CHALLENGE =
Produce a word-for-word copy of the listing below without its pictures.

Stored records
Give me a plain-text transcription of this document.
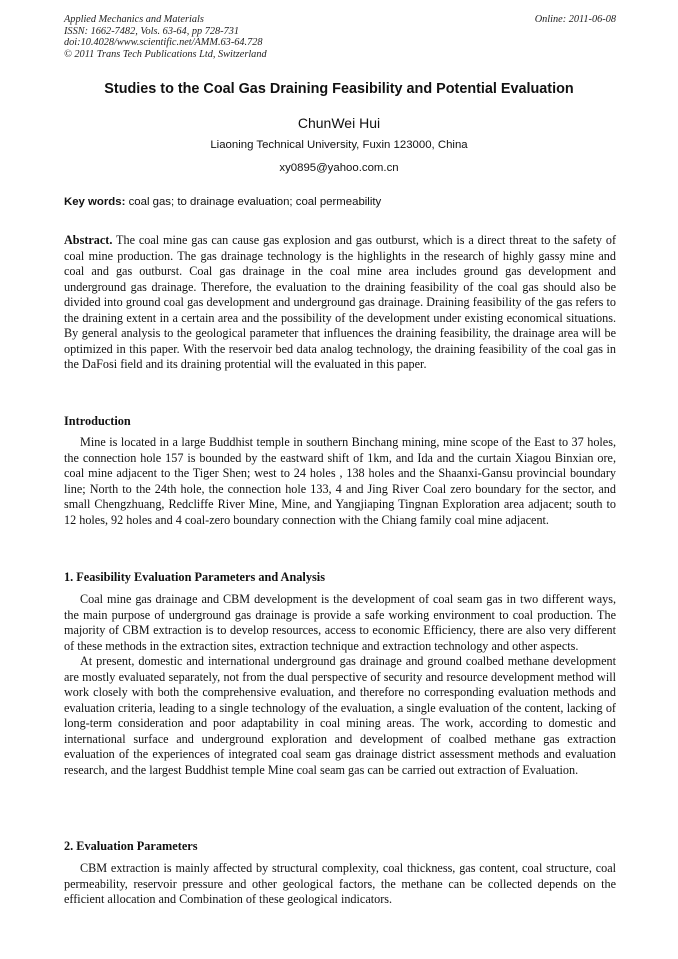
Applied Mechanics and Materials
ISSN: 1662-7482, Vols. 63-64, pp 728-731
doi:10.4028/www.scientific.net/AMM.63-64.728
© 2011 Trans Tech Publications Ltd, Switzerland
Online: 2011-06-08
Studies to the Coal Gas Draining Feasibility and Potential Evaluation
ChunWei Hui
Liaoning Technical University, Fuxin 123000, China
xy0895@yahoo.com.cn
Key words: coal gas; to drainage evaluation; coal permeability

Abstract. The coal mine gas can cause gas explosion and gas outburst, which is a direct threat to the safety of coal mine production. The gas drainage technology is the highlights in the research of highly gassy mine and coal and gas outburst. Coal gas drainage in the coal mine area includes ground gas development and underground gas drainage. Therefore, the evaluation to the draining feasibility of the coal gas should also be divided into ground coal gas development and underground gas drainage. Draining feasibility of the gas refers to the draining extent in a certain area and the possibility of the development under existing economical situations. By general analysis to the geological parameter that influences the draining feasibility, the drainage area will be optimized in this paper. With the reservoir bed data analog technology, the draining feasibility of the coal gas in the DaFosi field and its draining protential will the evaluated in this paper.

Introduction

Mine is located in a large Buddhist temple in southern Binchang mining, mine scope of the East to 37 holes, the connection hole 157 is bounded by the eastward shift of 1km, and Ida and the curtain Xiagou Binxian ore, coal mine adjacent to the Tiger Shen; west to 24 holes , 138 holes and the Shaanxi-Gansu provincial boundary line; North to the 24th hole, the connection hole 133, 4 and Jing River Coal zero boundary for the sector, and small Chengzhuang, Redcliffe River Mine, Mine, and Yangjiaping Tingnan Exploration area adjacent; south to 12 holes, 92 holes and 4 coal-zero boundary connection with the Chiang family coal mine adjacent.

1. Feasibility Evaluation Parameters and Analysis

Coal mine gas drainage and CBM development is the development of coal seam gas in two different ways, the main purpose of underground gas drainage is provide a safe working environment to coal production. The majority of CBM extraction is to develop resources, access to economic Efficiency, there are also very different of these methods in the extraction sites, extraction technique and extraction technology and other aspects.

At present, domestic and international underground gas drainage and ground coalbed methane development are mostly evaluated separately, not from the dual perspective of security and resource development method will work closely with both the comprehensive evaluation, and therefore no corresponding evaluation methods and evaluation criteria, leading to a single technology of the evaluation, a single evaluation of the content, lacking of long-term consideration and poor adaptability in coal mining areas. The work, according to domestic and international surface and underground exploration and development of coalbed methane gas extraction evaluation of the experiences of integrated coal seam gas drainage district assessment methods and evaluation research, and the largest Buddhist temple Mine coal seam gas can be carried out extraction of Evaluation.

2. Evaluation Parameters

CBM extraction is mainly affected by structural complexity, coal thickness, gas content, coal structure, coal permeability, reservoir pressure and other geological factors, the methane can be collected depends on the efficient allocation and Combination of these geological indicators.
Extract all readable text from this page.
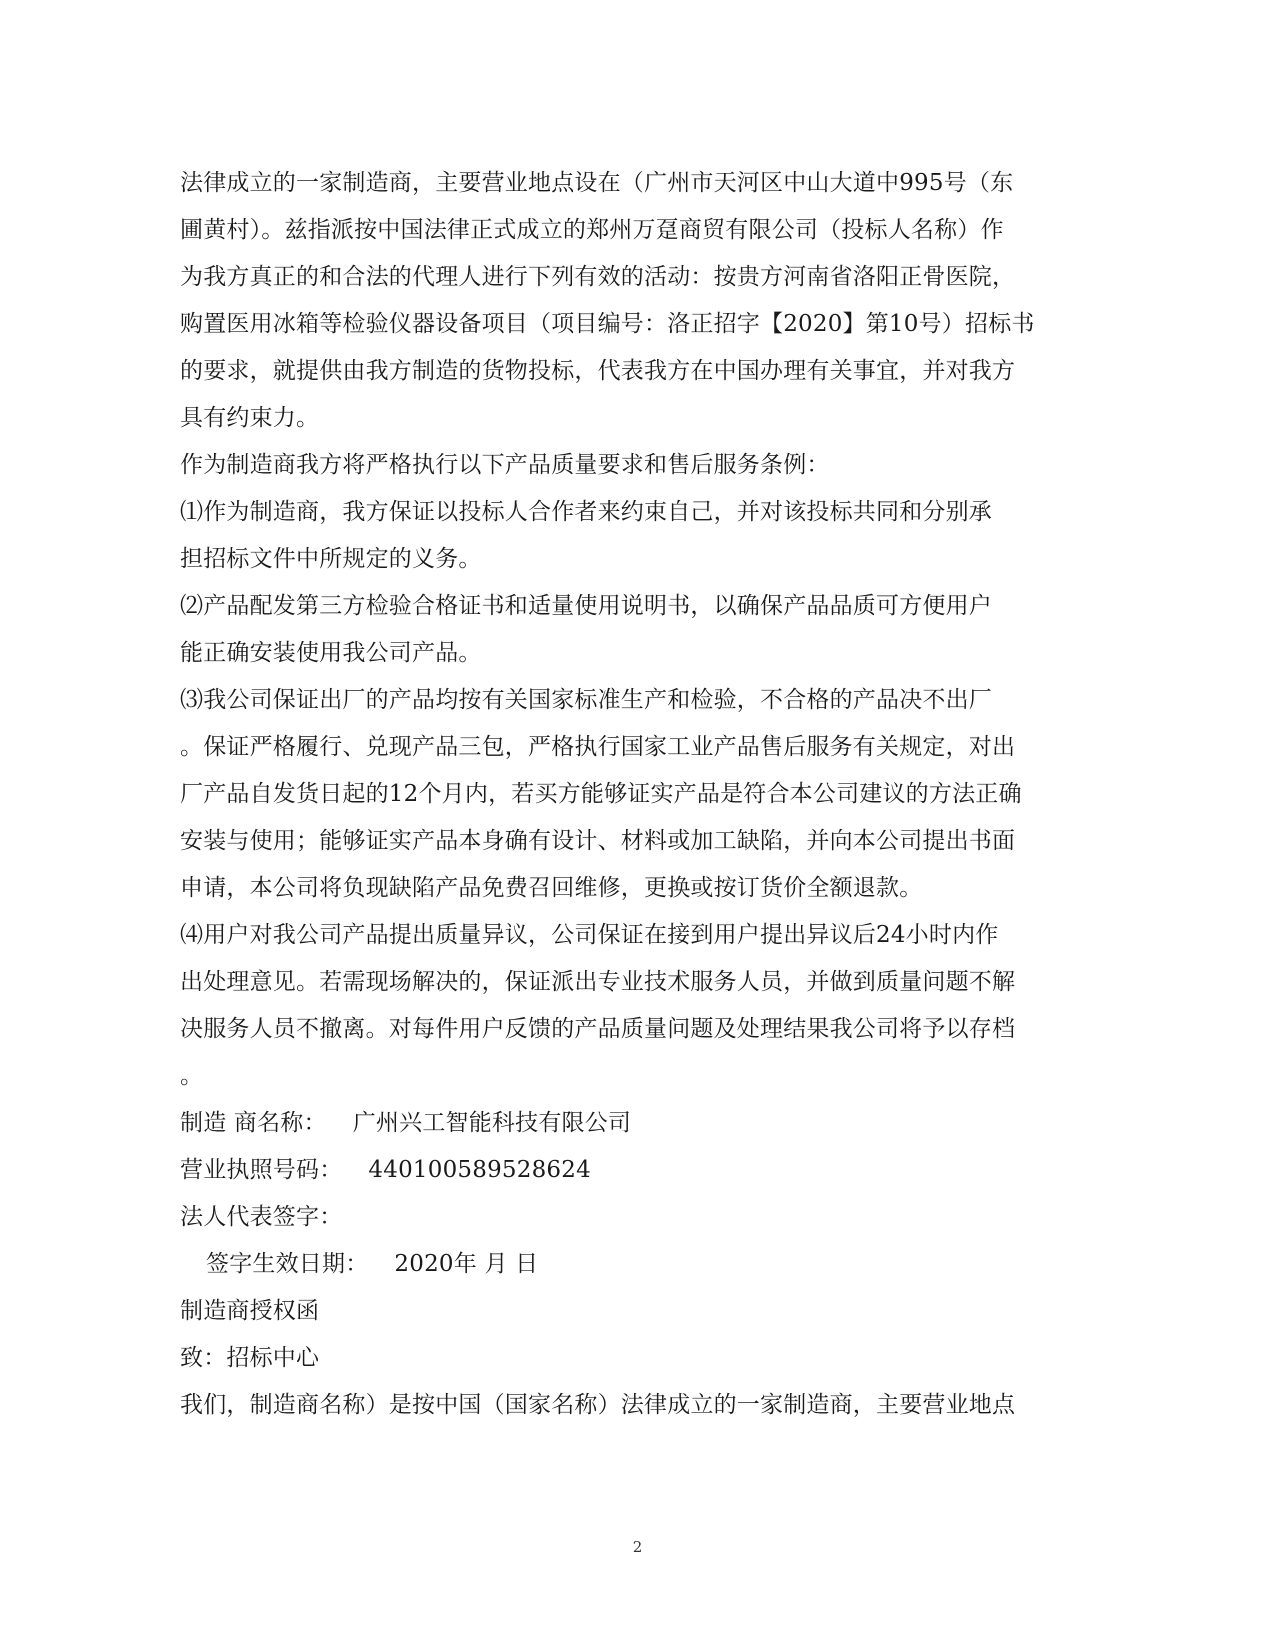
法律成立的一家制造商，主要营业地点设在（广州市天河区中山大道中995号（东
圃黄村）。兹指派按中国法律正式成立的郑州万趸商贸有限公司（投标人名称）作
为我方真正的和合法的代理人进行下列有效的活动：按贵方河南省洛阳正骨医院，
购置医用冰箱等检验仪器设备项目（项目编号：洛正招字【2020】第10号）招标书
的要求，就提供由我方制造的货物投标，代表我方在中国办理有关事宜，并对我方
具有约束力。
作为制造商我方将严格执行以下产品质量要求和售后服务条例：
⑴作为制造商，我方保证以投标人合作者来约束自己，并对该投标共同和分别承
担招标文件中所规定的义务。
⑵产品配发第三方检验合格证书和适量使用说明书，以确保产品品质可方便用户
能正确安装使用我公司产品。
⑶我公司保证出厂的产品均按有关国家标准生产和检验，不合格的产品决不出厂
。保证严格履行、兑现产品三包，严格执行国家工业产品售后服务有关规定，对出
厂产品自发货日起的12个月内，若买方能够证实产品是符合本公司建议的方法正确
安装与使用；能够证实产品本身确有设计、材料或加工缺陷，并向本公司提出书面
申请，本公司将负现缺陷产品免费召回维修，更换或按订货价全额退款。
⑷用户对我公司产品提出质量异议，公司保证在接到用户提出异议后24小时内作
出处理意见。若需现场解决的，保证派出专业技术服务人员，并做到质量问题不解
决服务人员不撤离。对每件用户反馈的产品质量问题及处理结果我公司将予以存档
。
制造 商名称： 广州兴工智能科技有限公司
营业执照号码： 440100589528624
法人代表签字：
签字生效日期： 2020年 月 日
制造商授权函
致：招标中心
我们，制造商名称）是按中国（国家名称）法律成立的一家制造商，主要营业地点
2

WRITTEN ANSWER =
Give me a plain-text transcription of this document.
Applied Mechanics and Materials
ISSN: 1662-7482, Vols. 63-64, pp 728-731
doi:10.4028/www.scientific.net/AMM.63-64.728
© 2011 Trans Tech Publications Ltd, Switzerland
Online: 2011-06-08
Studies to the Coal Gas Draining Feasibility and Potential Evaluation
ChunWei Hui
Liaoning Technical University, Fuxin 123000, China
xy0895@yahoo.com.cn
Key words: coal gas; to drainage evaluation; coal permeability

Abstract. The coal mine gas can cause gas explosion and gas outburst, which is a direct threat to the safety of coal mine production. The gas drainage technology is the highlights in the research of highly gassy mine and coal and gas outburst. Coal gas drainage in the coal mine area includes ground gas development and underground gas drainage. Therefore, the evaluation to the draining feasibility of the coal gas should also be divided into ground coal gas development and underground gas drainage. Draining feasibility of the gas refers to the draining extent in a certain area and the possibility of the development under existing economical situations. By general analysis to the geological parameter that influences the draining feasibility, the drainage area will be optimized in this paper. With the reservoir bed data analog technology, the draining feasibility of the coal gas in the DaFosi field and its draining protential will the evaluated in this paper.

Introduction

Mine is located in a large Buddhist temple in southern Binchang mining, mine scope of the East to 37 holes, the connection hole 157 is bounded by the eastward shift of 1km, and Ida and the curtain Xiagou Binxian ore, coal mine adjacent to the Tiger Shen; west to 24 holes , 138 holes and the Shaanxi-Gansu provincial boundary line; North to the 24th hole, the connection hole 133, 4 and Jing River Coal zero boundary for the sector, and small Chengzhuang, Redcliffe River Mine, Mine, and Yangjiaping Tingnan Exploration area adjacent; south to 12 holes, 92 holes and 4 coal-zero boundary connection with the Chiang family coal mine adjacent.

1. Feasibility Evaluation Parameters and Analysis

Coal mine gas drainage and CBM development is the development of coal seam gas in two different ways, the main purpose of underground gas drainage is provide a safe working environment to coal production. The majority of CBM extraction is to develop resources, access to economic Efficiency, there are also very different of these methods in the extraction sites, extraction technique and extraction technology and other aspects.

At present, domestic and international underground gas drainage and ground coalbed methane development are mostly evaluated separately, not from the dual perspective of security and resource development method will work closely with both the comprehensive evaluation, and therefore no corresponding evaluation methods and evaluation criteria, leading to a single technology of the evaluation, a single evaluation of the content, lacking of long-term consideration and poor adaptability in coal mining areas. The work, according to domestic and international surface and underground exploration and development of coalbed methane gas extraction evaluation of the experiences of integrated coal seam gas drainage district assessment methods and evaluation research, and the largest Buddhist temple Mine coal seam gas can be carried out extraction of Evaluation.

2. Evaluation Parameters

CBM extraction is mainly affected by structural complexity, coal thickness, gas content, coal structure, coal permeability, reservoir pressure and other geological factors, the methane can be collected depends on the efficient allocation and Combination of these geological indicators.
Extract all readable text from this page.
法律成立的一家制造商，主要营业地点设在（广州市天河区中山大道中995号（东
圃黄村）。兹指派按中国法律正式成立的郑州万趸商贸有限公司（投标人名称）作
为我方真正的和合法的代理人进行下列有效的活动：按贵方河南省洛阳正骨医院，
购置医用冰箱等检验仪器设备项目（项目编号：洛正招字【2020】第10号）招标书
的要求，就提供由我方制造的货物投标，代表我方在中国办理有关事宜，并对我方
具有约束力。
作为制造商我方将严格执行以下产品质量要求和售后服务条例：
⑴作为制造商，我方保证以投标人合作者来约束自己，并对该投标共同和分别承
担招标文件中所规定的义务。
⑵产品配发第三方检验合格证书和适量使用说明书，以确保产品品质可方便用户
能正确安装使用我公司产品。
⑶我公司保证出厂的产品均按有关国家标准生产和检验，不合格的产品决不出厂
。保证严格履行、兑现产品三包，严格执行国家工业产品售后服务有关规定，对出
厂产品自发货日起的12个月内，若买方能够证实产品是符合本公司建议的方法正确
安装与使用；能够证实产品本身确有设计、材料或加工缺陷，并向本公司提出书面
申请，本公司将负现缺陷产品免费召回维修，更换或按订货价全额退款。
⑷用户对我公司产品提出质量异议，公司保证在接到用户提出异议后24小时内作
出处理意见。若需现场解决的，保证派出专业技术服务人员，并做到质量问题不解
决服务人员不撤离。对每件用户反馈的产品质量问题及处理结果我公司将予以存档
。
制造 商名称： 广州兴工智能科技有限公司
营业执照号码： 440100589528624
法人代表签字：
签字生效日期： 2020年 月 日
制造商授权函
致：招标中心
我们，制造商名称）是按中国（国家名称）法律成立的一家制造商，主要营业地点
2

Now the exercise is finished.